- [Stated task]: Reproduce the records below exactly as they appear.

- [Entries supplied]:
━━━

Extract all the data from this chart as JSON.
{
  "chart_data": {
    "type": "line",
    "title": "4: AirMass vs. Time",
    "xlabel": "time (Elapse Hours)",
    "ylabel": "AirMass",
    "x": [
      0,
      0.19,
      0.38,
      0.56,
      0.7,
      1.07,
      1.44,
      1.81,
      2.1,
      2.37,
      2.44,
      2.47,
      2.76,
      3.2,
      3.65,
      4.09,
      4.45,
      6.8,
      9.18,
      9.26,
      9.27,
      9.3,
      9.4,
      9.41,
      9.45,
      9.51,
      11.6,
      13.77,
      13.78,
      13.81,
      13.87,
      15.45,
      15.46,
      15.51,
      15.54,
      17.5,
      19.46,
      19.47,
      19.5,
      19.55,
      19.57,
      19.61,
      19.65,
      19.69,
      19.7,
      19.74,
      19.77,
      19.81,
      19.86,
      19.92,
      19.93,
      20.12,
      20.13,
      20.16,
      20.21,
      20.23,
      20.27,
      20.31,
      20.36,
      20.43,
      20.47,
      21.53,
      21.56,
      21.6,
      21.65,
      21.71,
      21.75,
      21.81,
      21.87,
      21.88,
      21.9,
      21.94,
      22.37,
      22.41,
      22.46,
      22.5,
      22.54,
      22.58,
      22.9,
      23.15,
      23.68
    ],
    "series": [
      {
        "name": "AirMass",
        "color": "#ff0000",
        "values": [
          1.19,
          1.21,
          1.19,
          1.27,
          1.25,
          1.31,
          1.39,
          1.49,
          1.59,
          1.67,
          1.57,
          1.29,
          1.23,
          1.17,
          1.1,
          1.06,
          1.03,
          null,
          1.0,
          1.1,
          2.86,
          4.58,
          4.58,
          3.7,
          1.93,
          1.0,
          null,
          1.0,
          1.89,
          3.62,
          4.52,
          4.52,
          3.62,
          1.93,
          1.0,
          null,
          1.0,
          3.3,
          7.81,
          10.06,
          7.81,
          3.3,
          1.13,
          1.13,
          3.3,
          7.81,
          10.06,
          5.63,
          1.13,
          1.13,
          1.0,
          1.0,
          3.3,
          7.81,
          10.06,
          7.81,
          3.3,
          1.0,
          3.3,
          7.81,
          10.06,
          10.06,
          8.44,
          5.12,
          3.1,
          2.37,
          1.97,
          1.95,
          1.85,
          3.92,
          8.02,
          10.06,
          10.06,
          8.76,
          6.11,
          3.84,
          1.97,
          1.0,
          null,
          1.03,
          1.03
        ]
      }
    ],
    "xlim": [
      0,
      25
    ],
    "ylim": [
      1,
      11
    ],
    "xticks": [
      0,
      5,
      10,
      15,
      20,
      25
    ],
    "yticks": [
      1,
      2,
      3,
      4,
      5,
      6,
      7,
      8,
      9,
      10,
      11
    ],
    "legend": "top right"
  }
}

━━━

- [Task result]:
Extract all the data from this chart as JSON.
{
  "chart_data": {
    "type": "line",
    "title": "4: AirMass vs. Time",
    "xlabel": "time (Elapse Hours)",
    "ylabel": "AirMass",
    "x": [
      0,
      0.19,
      0.38,
      0.56,
      0.7,
      1.07,
      1.44,
      1.81,
      2.1,
      2.37,
      2.44,
      2.47,
      2.76,
      3.2,
      3.65,
      4.09,
      4.45,
      6.8,
      9.18,
      9.26,
      9.27,
      9.3,
      9.4,
      9.41,
      9.45,
      9.51,
      11.6,
      13.77,
      13.78,
      13.81,
      13.87,
      15.45,
      15.46,
      15.51,
      15.54,
      17.5,
      19.46,
      19.47,
      19.5,
      19.55,
      19.57,
      19.61,
      19.65,
      19.69,
      19.7,
      19.74,
      19.77,
      19.81,
      19.86,
      19.92,
      19.93,
      20.12,
      20.13,
      20.16,
      20.21,
      20.23,
      20.27,
      20.31,
      20.36,
      20.43,
      20.47,
      21.53,
      21.56,
      21.6,
      21.65,
      21.71,
      21.75,
      21.81,
      21.87,
      21.88,
      21.9,
      21.94,
      22.37,
      22.41,
      22.46,
      22.5,
      22.54,
      22.58,
      22.9,
      23.15,
      23.68
    ],
    "series": [
      {
        "name": "AirMass",
        "color": "#ff0000",
        "values": [
          1.19,
          1.21,
          1.19,
          1.27,
          1.25,
          1.31,
          1.39,
          1.49,
          1.59,
          1.67,
          1.57,
          1.29,
          1.23,
          1.17,
          1.1,
          1.06,
          1.03,
          null,
          1.0,
          1.1,
          2.86,
          4.58,
          4.58,
          3.7,
          1.93,
          1.0,
          null,
          1.0,
          1.89,
          3.62,
          4.52,
          4.52,
          3.62,
          1.93,
          1.0,
          null,
          1.0,
          3.3,
          7.81,
          10.06,
          7.81,
          3.3,
          1.13,
          1.13,
          3.3,
          7.81,
          10.06,
          5.63,
          1.13,
          1.13,
          1.0,
          1.0,
          3.3,
          7.81,
          10.06,
          7.81,
          3.3,
          1.0,
          3.3,
          7.81,
          10.06,
          10.06,
          8.44,
          5.12,
          3.1,
          2.37,
          1.97,
          1.95,
          1.85,
          3.92,
          8.02,
          10.06,
          10.06,
          8.76,
          6.11,
          3.84,
          1.97,
          1.0,
          null,
          1.03,
          1.03
        ]
      }
    ],
    "xlim": [
      0,
      25
    ],
    "ylim": [
      1,
      11
    ],
    "xticks": [
      0,
      5,
      10,
      15,
      20,
      25
    ],
    "yticks": [
      1,
      2,
      3,
      4,
      5,
      6,
      7,
      8,
      9,
      10,
      11
    ],
    "legend": "top right"
  }
}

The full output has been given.